◆ **What this task involves**
Please copy out the listing below word for word, every line of it, but leave the pictures out of your answer.
►
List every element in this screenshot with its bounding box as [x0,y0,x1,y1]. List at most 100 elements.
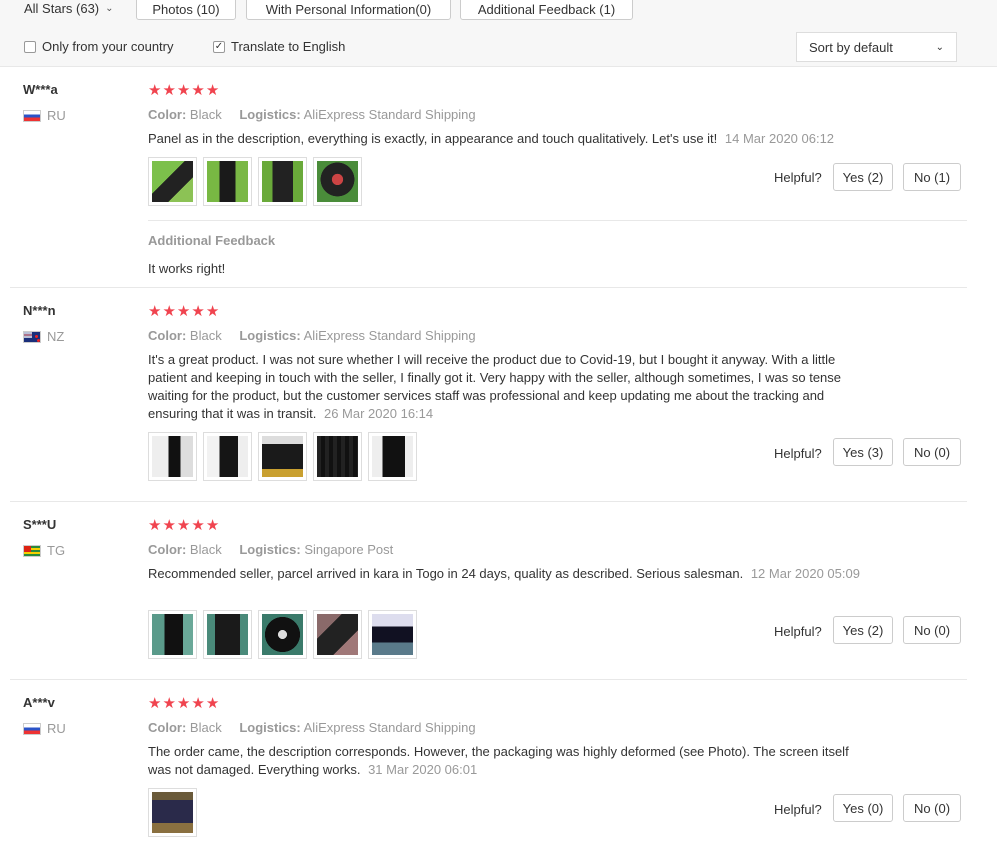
review-photo-thumbnail[interactable] [368,610,417,659]
helpful-no-button[interactable]: No (0) [903,794,961,822]
chevron-down-icon: ⌄ [935,41,944,53]
reviewer-name: W***a [23,82,58,97]
review-body: The order came, the description correspo… [148,744,849,777]
flag-icon [23,330,41,343]
translate-option[interactable]: ✓ Translate to English [213,39,345,54]
sort-label: Sort by default [809,39,893,55]
star-icon: ★ [205,695,220,712]
review-photo-thumbnail[interactable] [203,432,252,481]
star-icon: ★ [162,82,176,99]
color-value: Black [189,328,222,343]
logistics-label: Logistics: [239,542,301,557]
logistics-label: Logistics: [239,328,301,343]
star-icon: ★ [176,303,191,320]
star-icon: ★ [205,82,220,99]
star-icon: ★ [148,303,162,320]
review-photo-thumbnail[interactable] [148,788,197,837]
review-text: It's a great product. I was not sure whe… [148,351,860,423]
review-photo-thumbnail[interactable] [203,610,252,659]
only-country-option[interactable]: Only from your country [24,39,174,54]
review-meta: Color: Black Logistics: AliExpress Stand… [148,720,476,735]
color-label: Color: [148,107,187,122]
review-divider [10,679,967,680]
review-photo-thumbnail[interactable] [258,157,307,206]
star-icon: ★ [191,303,205,320]
helpful-yes-button[interactable]: Yes (2) [833,163,893,191]
additional-feedback-filter-button[interactable]: Additional Feedback (1) [460,0,633,20]
review-photos [148,432,417,481]
helpful-no-button[interactable]: No (1) [903,163,961,191]
review-photo-thumbnail[interactable] [148,157,197,206]
color-value: Black [189,107,222,122]
star-icon: ★ [162,517,176,534]
star-icon: ★ [191,517,205,534]
helpful-yes-button[interactable]: Yes (3) [833,438,893,466]
flag-icon [23,109,41,122]
flag-icon [23,544,41,557]
country-code: RU [47,108,66,123]
additional-feedback-title: Additional Feedback [148,233,276,248]
review-meta: Color: Black Logistics: AliExpress Stand… [148,107,476,122]
review-divider [10,501,967,502]
review-photo-thumbnail[interactable] [313,432,362,481]
logistics-value: Singapore Post [304,542,394,557]
reviewer-country: NZ [23,329,64,344]
helpful-yes-button[interactable]: Yes (2) [833,616,893,644]
star-icon: ★ [191,695,205,712]
star-rating: ★ ★ ★ ★ ★ [148,81,219,99]
helpful-no-button[interactable]: No (0) [903,438,961,466]
helpful-label: Helpful? [774,624,822,639]
star-icon: ★ [176,82,191,99]
flag-icon [23,722,41,735]
color-label: Color: [148,720,187,735]
star-rating: ★ ★ ★ ★ ★ [148,302,219,320]
helpful-yes-button[interactable]: Yes (0) [833,794,893,822]
divider [148,220,967,221]
review-date: 14 Mar 2020 06:12 [724,131,835,146]
reviewer-name: S***U [23,517,57,532]
review-body: Recommended seller, parcel arrived in ka… [148,566,744,581]
reviewer-country: RU [23,721,66,736]
review-photo-thumbnail[interactable] [203,157,252,206]
star-icon: ★ [176,695,191,712]
personal-info-filter-button[interactable]: With Personal Information(0) [246,0,451,20]
review-meta: Color: Black Logistics: Singapore Post [148,542,393,557]
review-text: Panel as in the description, everything … [148,130,860,148]
color-value: Black [189,542,222,557]
review-photo-thumbnail[interactable] [313,610,362,659]
review-divider [10,287,967,288]
helpful-label: Helpful? [774,802,822,817]
logistics-label: Logistics: [239,107,301,122]
only-country-label: Only from your country [42,39,174,54]
star-icon: ★ [176,517,191,534]
review-date: 31 Mar 2020 06:01 [368,762,478,777]
country-code: NZ [47,329,65,344]
photos-filter-button[interactable]: Photos (10) [136,0,236,20]
review-photo-thumbnail[interactable] [313,157,362,206]
helpful-no-button[interactable]: No (0) [903,616,961,644]
chevron-down-icon: ⌄ [105,3,114,14]
all-stars-label: All Stars (63) [24,1,100,16]
translate-checkbox[interactable]: ✓ [213,40,225,53]
star-icon: ★ [148,517,162,534]
helpful-label: Helpful? [774,446,822,461]
review-photo-thumbnail[interactable] [258,432,307,481]
review-photo-thumbnail[interactable] [148,432,197,481]
all-stars-dropdown[interactable]: All Stars (63) ⌄ [24,1,114,16]
only-country-checkbox[interactable] [24,40,36,53]
filter-bar: All Stars (63) ⌄ Photos (10) With Person… [0,0,997,67]
sort-dropdown[interactable]: Sort by default ⌄ [796,32,957,62]
logistics-value: AliExpress Standard Shipping [303,107,476,122]
color-value: Black [189,720,222,735]
review-photo-thumbnail[interactable] [148,610,197,659]
star-icon: ★ [191,82,205,99]
review-photo-thumbnail[interactable] [258,610,307,659]
additional-feedback-text: It works right! [148,261,226,276]
logistics-label: Logistics: [239,720,301,735]
logistics-value: AliExpress Standard Shipping [303,328,476,343]
review-photos [148,788,197,837]
review-photo-thumbnail[interactable] [368,432,417,481]
reviewer-name: A***v [23,695,55,710]
review-meta: Color: Black Logistics: AliExpress Stand… [148,328,476,343]
reviewer-country: RU [23,108,66,123]
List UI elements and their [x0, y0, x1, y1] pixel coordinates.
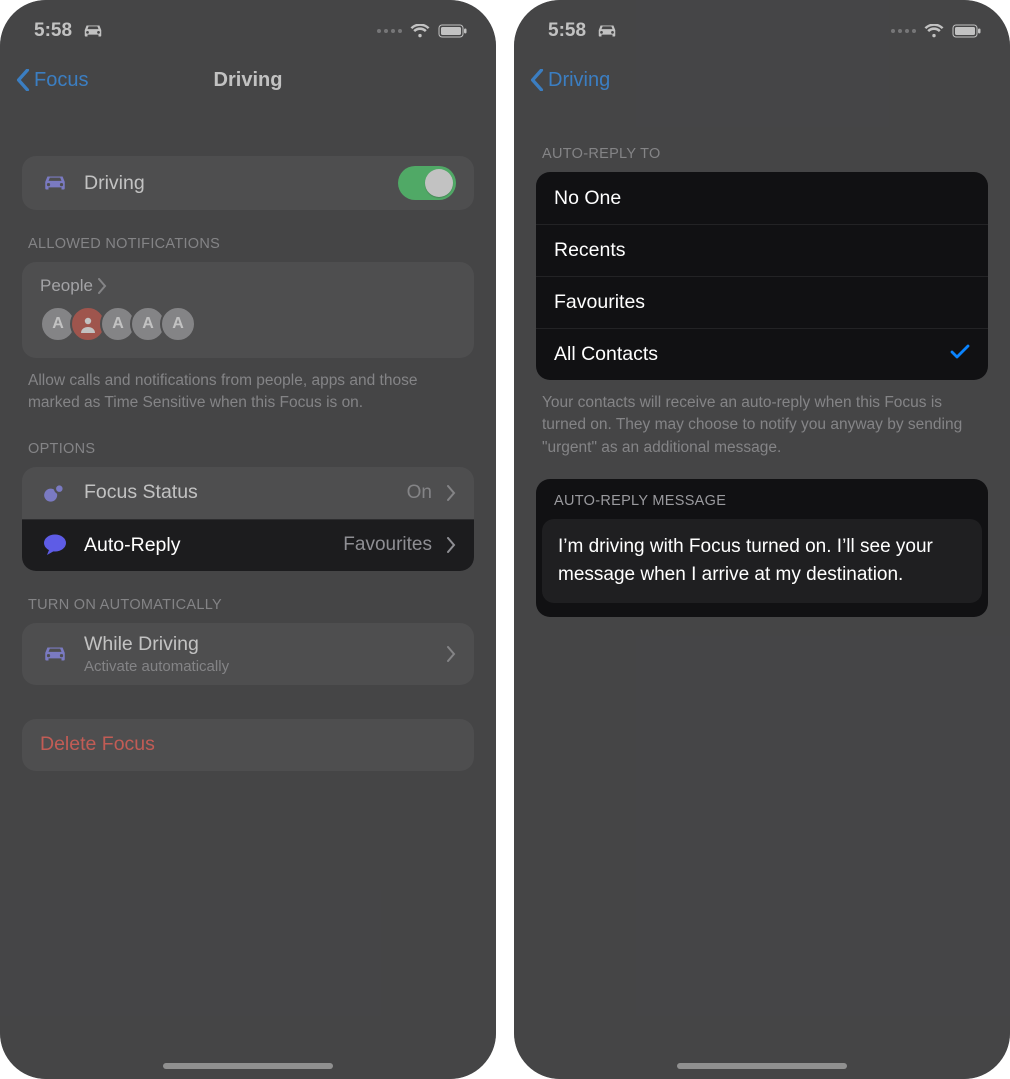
◄
◆ **Solution for this problem**
List every element in this screenshot with its bounding box as [x0,y0,x1,y1]. List at most 100 elements.
review-photo-thumbnail[interactable] [368,610,417,659]
helpful-no-button[interactable]: No (0) [903,794,961,822]
chevron-down-icon: ⌄ [935,41,944,53]
reviewer-name: W***a [23,82,58,97]
review-body: The order came, the description correspo… [148,744,849,777]
flag-icon [23,330,41,343]
translate-option[interactable]: ✓ Translate to English [213,39,345,54]
sort-label: Sort by default [809,39,893,55]
star-icon: ★ [205,695,220,712]
review-photo-thumbnail[interactable] [203,432,252,481]
star-icon: ★ [162,82,176,99]
color-value: Black [189,328,222,343]
logistics-label: Logistics: [239,542,301,557]
logistics-label: Logistics: [239,328,301,343]
star-icon: ★ [176,303,191,320]
star-icon: ★ [205,82,220,99]
star-icon: ★ [148,303,162,320]
review-photo-thumbnail[interactable] [148,788,197,837]
review-text: It's a great product. I was not sure whe… [148,351,860,423]
review-photo-thumbnail[interactable] [203,610,252,659]
only-country-option[interactable]: Only from your country [24,39,174,54]
review-meta: Color: Black Logistics: AliExpress Stand… [148,720,476,735]
color-label: Color: [148,107,187,122]
review-divider [10,679,967,680]
review-photo-thumbnail[interactable] [258,157,307,206]
star-icon: ★ [191,303,205,320]
helpful-yes-button[interactable]: Yes (2) [833,163,893,191]
additional-feedback-filter-button[interactable]: Additional Feedback (1) [460,0,633,20]
review-photos [148,432,417,481]
helpful-no-button[interactable]: No (1) [903,163,961,191]
review-photo-thumbnail[interactable] [148,157,197,206]
color-value: Black [189,107,222,122]
star-icon: ★ [162,517,176,534]
star-icon: ★ [191,517,205,534]
helpful-yes-button[interactable]: Yes (3) [833,438,893,466]
flag-icon [23,109,41,122]
flag-icon [23,544,41,557]
country-code: RU [47,108,66,123]
additional-feedback-title: Additional Feedback [148,233,276,248]
review-meta: Color: Black Logistics: AliExpress Stand… [148,107,476,122]
review-divider [10,501,967,502]
review-photo-thumbnail[interactable] [313,432,362,481]
logistics-value: Singapore Post [304,542,394,557]
reviewer-country: NZ [23,329,64,344]
helpful-yes-button[interactable]: Yes (2) [833,616,893,644]
star-icon: ★ [191,695,205,712]
star-rating: ★ ★ ★ ★ ★ [148,81,219,99]
helpful-no-button[interactable]: No (0) [903,438,961,466]
helpful-label: Helpful? [774,624,822,639]
star-icon: ★ [176,82,191,99]
flag-icon [23,722,41,735]
color-label: Color: [148,720,187,735]
star-rating: ★ ★ ★ ★ ★ [148,302,219,320]
helpful-yes-button[interactable]: Yes (0) [833,794,893,822]
divider [148,220,967,221]
review-date: 14 Mar 2020 06:12 [724,131,835,146]
reviewer-name: S***U [23,517,57,532]
review-body: Recommended seller, parcel arrived in ka… [148,566,744,581]
reviewer-country: RU [23,721,66,736]
review-photo-thumbnail[interactable] [203,157,252,206]
star-icon: ★ [176,695,191,712]
personal-info-filter-button[interactable]: With Personal Information(0) [246,0,451,20]
review-meta: Color: Black Logistics: Singapore Post [148,542,393,557]
review-text: Panel as in the description, everything … [148,130,860,148]
color-value: Black [189,542,222,557]
review-photo-thumbnail[interactable] [313,610,362,659]
review-divider [10,287,967,288]
helpful-label: Helpful? [774,802,822,817]
logistics-label: Logistics: [239,107,301,122]
only-country-label: Only from your country [42,39,174,54]
star-icon: ★ [176,517,191,534]
review-date: 31 Mar 2020 06:01 [368,762,478,777]
country-code: NZ [47,329,65,344]
photos-filter-button[interactable]: Photos (10) [136,0,236,20]
review-photo-thumbnail[interactable] [313,157,362,206]
helpful-no-button[interactable]: No (0) [903,616,961,644]
chevron-down-icon: ⌄ [105,3,114,14]
all-stars-label: All Stars (63) [24,1,100,16]
translate-checkbox[interactable]: ✓ [213,40,225,53]
star-icon: ★ [148,517,162,534]
helpful-label: Helpful? [774,446,822,461]
review-photo-thumbnail[interactable] [258,432,307,481]
review-photo-thumbnail[interactable] [148,432,197,481]
all-stars-dropdown[interactable]: All Stars (63) ⌄ [24,1,114,16]
only-country-checkbox[interactable] [24,40,36,53]
filter-bar: All Stars (63) ⌄ Photos (10) With Person… [0,0,997,67]
sort-dropdown[interactable]: Sort by default ⌄ [796,32,957,62]
logistics-value: AliExpress Standard Shipping [303,107,476,122]
color-value: Black [189,720,222,735]
review-photo-thumbnail[interactable] [148,610,197,659]
star-icon: ★ [191,82,205,99]
review-photo-thumbnail[interactable] [258,610,307,659]
additional-feedback-text: It works right! [148,261,226,276]
logistics-label: Logistics: [239,720,301,735]
logistics-value: AliExpress Standard Shipping [303,328,476,343]
review-photos [148,788,197,837]
review-photo-thumbnail[interactable] [368,432,417,481]
reviewer-name: A***v [23,695,55,710]
review-meta: Color: Black Logistics: AliExpress Stand… [148,328,476,343]
reviewer-country: RU [23,108,66,123]
List UI elements and their [x0, y0, x1, y1] pixel coordinates.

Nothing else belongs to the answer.